▶ [STORED ROWS]
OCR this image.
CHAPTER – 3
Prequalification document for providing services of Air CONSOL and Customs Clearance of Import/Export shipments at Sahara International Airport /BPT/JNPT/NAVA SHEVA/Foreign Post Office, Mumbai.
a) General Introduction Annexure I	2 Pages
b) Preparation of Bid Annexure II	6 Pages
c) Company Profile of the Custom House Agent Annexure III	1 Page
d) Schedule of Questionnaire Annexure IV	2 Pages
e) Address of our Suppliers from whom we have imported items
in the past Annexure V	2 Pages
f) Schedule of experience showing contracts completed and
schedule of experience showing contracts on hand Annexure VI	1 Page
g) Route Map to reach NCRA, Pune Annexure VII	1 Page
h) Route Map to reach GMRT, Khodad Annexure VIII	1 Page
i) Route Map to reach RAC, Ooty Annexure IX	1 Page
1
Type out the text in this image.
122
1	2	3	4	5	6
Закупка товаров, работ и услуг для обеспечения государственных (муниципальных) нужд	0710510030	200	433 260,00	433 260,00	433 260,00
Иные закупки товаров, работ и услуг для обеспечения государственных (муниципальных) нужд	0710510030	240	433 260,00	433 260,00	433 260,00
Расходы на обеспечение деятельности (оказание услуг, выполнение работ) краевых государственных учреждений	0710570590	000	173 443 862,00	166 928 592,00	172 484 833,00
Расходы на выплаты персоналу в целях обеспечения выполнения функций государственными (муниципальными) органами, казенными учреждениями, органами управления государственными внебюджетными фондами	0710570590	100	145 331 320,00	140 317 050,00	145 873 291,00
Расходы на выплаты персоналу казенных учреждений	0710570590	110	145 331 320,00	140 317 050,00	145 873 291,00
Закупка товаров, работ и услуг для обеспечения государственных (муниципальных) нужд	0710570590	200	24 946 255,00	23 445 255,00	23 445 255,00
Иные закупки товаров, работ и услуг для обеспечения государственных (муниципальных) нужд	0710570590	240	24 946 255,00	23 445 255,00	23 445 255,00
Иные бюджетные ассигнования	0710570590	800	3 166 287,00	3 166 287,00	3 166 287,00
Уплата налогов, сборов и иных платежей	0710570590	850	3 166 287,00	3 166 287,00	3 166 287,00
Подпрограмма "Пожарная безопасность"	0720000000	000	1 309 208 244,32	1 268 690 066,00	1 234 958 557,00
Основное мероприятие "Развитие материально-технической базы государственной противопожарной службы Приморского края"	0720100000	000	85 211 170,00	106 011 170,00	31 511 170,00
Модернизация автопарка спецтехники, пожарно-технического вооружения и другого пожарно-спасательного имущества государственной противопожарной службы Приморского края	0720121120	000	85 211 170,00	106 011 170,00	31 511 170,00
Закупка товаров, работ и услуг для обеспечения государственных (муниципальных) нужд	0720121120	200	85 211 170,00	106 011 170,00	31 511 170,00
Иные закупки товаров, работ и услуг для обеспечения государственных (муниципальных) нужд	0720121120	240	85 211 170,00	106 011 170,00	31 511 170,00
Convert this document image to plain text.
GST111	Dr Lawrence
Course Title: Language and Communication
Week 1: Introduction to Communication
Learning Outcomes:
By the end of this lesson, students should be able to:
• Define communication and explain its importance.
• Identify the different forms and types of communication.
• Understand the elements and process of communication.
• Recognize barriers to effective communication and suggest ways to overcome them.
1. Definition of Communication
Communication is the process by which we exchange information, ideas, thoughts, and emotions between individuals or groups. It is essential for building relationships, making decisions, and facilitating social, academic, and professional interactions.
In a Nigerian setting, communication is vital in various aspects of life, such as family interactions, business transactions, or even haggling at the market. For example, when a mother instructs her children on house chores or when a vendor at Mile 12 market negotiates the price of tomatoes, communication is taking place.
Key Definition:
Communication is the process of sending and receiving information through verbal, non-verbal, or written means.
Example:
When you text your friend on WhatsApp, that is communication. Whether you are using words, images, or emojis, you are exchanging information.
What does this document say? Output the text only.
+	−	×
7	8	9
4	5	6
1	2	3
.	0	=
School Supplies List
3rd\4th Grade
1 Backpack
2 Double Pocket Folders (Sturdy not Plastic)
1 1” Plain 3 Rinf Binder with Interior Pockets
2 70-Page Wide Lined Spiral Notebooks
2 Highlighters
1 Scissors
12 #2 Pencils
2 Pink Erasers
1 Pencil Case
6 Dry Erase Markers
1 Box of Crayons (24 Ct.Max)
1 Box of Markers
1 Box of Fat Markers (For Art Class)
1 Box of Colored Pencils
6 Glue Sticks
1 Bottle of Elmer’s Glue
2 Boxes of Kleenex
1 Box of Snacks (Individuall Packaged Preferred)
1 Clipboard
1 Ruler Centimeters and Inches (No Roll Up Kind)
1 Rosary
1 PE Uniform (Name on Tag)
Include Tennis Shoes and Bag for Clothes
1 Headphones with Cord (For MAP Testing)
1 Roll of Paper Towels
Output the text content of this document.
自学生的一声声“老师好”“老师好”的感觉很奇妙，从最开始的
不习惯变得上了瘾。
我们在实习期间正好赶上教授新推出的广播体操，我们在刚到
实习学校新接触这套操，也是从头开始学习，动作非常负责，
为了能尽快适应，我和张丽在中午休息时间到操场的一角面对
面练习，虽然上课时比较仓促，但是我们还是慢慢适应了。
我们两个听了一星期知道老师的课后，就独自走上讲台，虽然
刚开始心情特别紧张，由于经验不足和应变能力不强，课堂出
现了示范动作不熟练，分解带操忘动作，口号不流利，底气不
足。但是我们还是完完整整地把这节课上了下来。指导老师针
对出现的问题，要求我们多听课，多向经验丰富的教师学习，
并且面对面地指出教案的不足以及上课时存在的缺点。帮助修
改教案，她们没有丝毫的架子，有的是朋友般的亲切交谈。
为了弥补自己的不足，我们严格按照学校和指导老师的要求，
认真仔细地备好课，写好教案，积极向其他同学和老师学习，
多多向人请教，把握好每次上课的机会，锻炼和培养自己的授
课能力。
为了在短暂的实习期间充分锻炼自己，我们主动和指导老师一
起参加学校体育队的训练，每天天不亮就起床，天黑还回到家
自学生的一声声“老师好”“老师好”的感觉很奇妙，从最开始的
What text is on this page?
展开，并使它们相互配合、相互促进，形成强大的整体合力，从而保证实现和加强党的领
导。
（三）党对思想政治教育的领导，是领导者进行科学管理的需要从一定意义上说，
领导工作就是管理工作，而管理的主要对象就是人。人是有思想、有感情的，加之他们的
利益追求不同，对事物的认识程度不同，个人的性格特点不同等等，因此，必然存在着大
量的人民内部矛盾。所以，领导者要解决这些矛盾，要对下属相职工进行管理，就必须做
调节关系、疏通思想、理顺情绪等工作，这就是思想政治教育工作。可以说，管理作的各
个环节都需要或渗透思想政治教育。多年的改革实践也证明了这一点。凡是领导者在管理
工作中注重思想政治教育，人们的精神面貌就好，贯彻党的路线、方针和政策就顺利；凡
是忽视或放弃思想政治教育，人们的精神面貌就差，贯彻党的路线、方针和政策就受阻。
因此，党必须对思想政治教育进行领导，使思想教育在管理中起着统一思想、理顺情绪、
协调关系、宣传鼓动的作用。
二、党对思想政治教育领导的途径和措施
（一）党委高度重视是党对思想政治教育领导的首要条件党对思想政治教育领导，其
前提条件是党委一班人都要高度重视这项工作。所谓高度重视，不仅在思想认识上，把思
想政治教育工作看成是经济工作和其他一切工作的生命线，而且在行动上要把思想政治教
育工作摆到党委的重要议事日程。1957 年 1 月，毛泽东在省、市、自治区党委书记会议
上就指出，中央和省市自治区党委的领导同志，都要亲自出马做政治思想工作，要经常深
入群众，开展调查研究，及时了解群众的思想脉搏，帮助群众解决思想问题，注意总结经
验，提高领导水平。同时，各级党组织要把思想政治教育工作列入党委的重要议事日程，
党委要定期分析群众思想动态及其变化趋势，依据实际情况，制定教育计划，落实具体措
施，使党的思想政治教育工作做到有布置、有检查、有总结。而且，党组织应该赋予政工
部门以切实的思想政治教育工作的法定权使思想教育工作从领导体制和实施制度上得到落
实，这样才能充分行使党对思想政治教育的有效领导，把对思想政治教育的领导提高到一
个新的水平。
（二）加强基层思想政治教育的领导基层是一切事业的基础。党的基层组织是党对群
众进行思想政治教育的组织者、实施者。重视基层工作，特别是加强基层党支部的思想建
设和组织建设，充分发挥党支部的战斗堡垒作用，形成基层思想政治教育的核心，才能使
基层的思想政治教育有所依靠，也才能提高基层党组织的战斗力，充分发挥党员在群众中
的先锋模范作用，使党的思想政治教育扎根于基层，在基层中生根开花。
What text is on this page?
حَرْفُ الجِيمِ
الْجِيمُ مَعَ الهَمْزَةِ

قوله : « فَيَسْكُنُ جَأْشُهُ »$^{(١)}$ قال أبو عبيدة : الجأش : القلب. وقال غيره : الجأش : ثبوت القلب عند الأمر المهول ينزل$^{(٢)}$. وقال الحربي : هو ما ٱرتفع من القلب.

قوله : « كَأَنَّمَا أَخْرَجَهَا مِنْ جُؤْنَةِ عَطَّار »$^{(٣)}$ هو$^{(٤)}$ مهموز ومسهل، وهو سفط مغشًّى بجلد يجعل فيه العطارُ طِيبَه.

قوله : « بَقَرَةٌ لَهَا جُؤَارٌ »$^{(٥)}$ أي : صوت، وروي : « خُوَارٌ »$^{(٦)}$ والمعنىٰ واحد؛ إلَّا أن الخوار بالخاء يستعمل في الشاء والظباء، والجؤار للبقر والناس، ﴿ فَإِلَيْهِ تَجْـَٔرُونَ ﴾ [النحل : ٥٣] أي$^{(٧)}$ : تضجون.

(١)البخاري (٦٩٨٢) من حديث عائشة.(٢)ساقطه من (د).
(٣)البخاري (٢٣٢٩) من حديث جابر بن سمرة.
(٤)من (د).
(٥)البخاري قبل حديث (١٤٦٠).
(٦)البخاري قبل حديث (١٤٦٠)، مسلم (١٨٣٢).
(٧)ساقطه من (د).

▶ [THE PROBLEM] Please list every line of the records that contains "Glue".

▶ [FULL OUTPUT]
6 Glue Sticks
1 Bottle of Elmer’s Glue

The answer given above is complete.